** Task to complete **
Without including any images, reproduce each entry exactly.

** Records excerpted from a collection **
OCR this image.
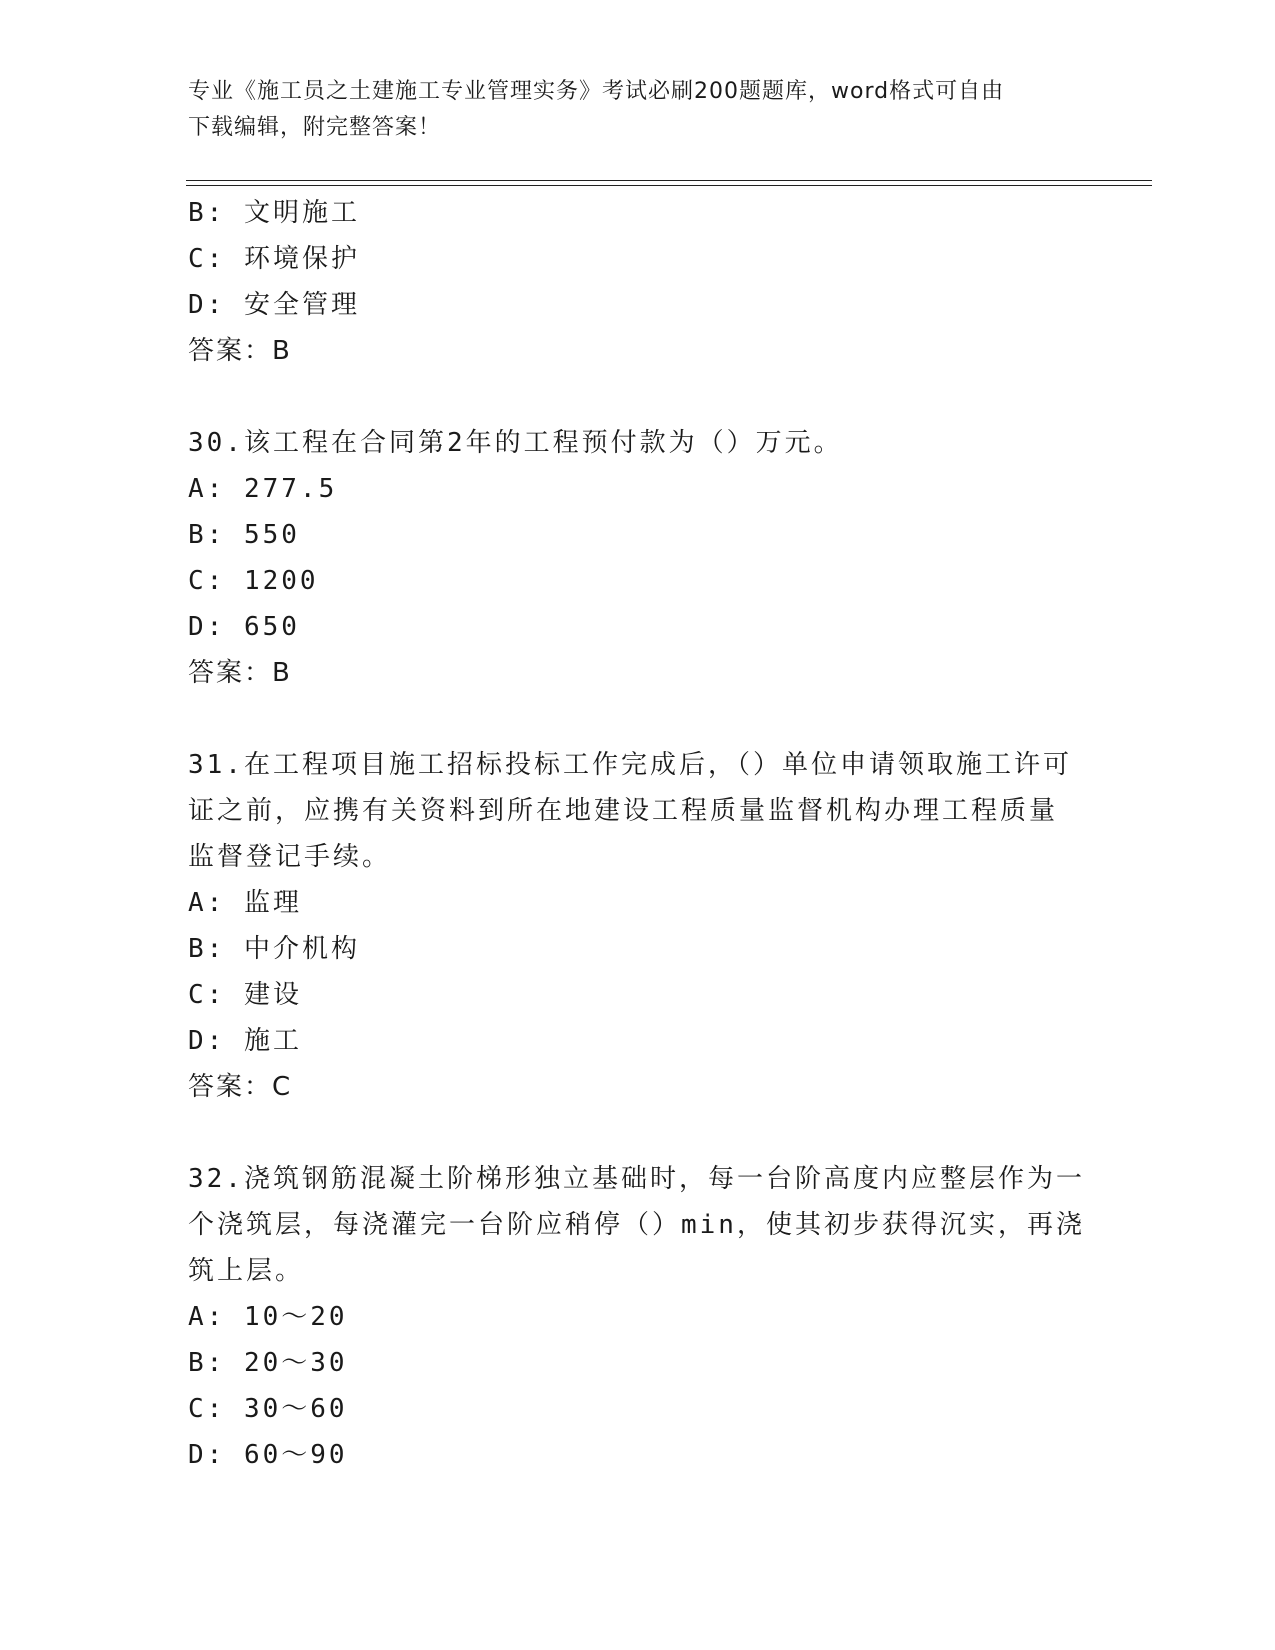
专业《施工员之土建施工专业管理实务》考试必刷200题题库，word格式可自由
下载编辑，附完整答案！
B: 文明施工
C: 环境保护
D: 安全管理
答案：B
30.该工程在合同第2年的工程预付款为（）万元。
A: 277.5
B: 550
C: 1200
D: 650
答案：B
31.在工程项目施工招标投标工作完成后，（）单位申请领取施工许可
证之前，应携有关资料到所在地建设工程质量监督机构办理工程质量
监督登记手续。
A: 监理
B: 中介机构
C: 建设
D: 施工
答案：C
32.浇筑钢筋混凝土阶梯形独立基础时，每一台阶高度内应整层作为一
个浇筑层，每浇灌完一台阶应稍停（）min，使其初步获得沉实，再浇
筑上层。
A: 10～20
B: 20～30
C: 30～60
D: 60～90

** Output for this exercise **
OCR this image.
专业《施工员之土建施工专业管理实务》考试必刷200题题库，word格式可自由
下载编辑，附完整答案！
B: 文明施工
C: 环境保护
D: 安全管理
答案：B
30.该工程在合同第2年的工程预付款为（）万元。
A: 277.5
B: 550
C: 1200
D: 650
答案：B
31.在工程项目施工招标投标工作完成后，（）单位申请领取施工许可
证之前，应携有关资料到所在地建设工程质量监督机构办理工程质量
监督登记手续。
A: 监理
B: 中介机构
C: 建设
D: 施工
答案：C
32.浇筑钢筋混凝土阶梯形独立基础时，每一台阶高度内应整层作为一
个浇筑层，每浇灌完一台阶应稍停（）min，使其初步获得沉实，再浇
筑上层。
A: 10～20
B: 20～30
C: 30～60
D: 60～90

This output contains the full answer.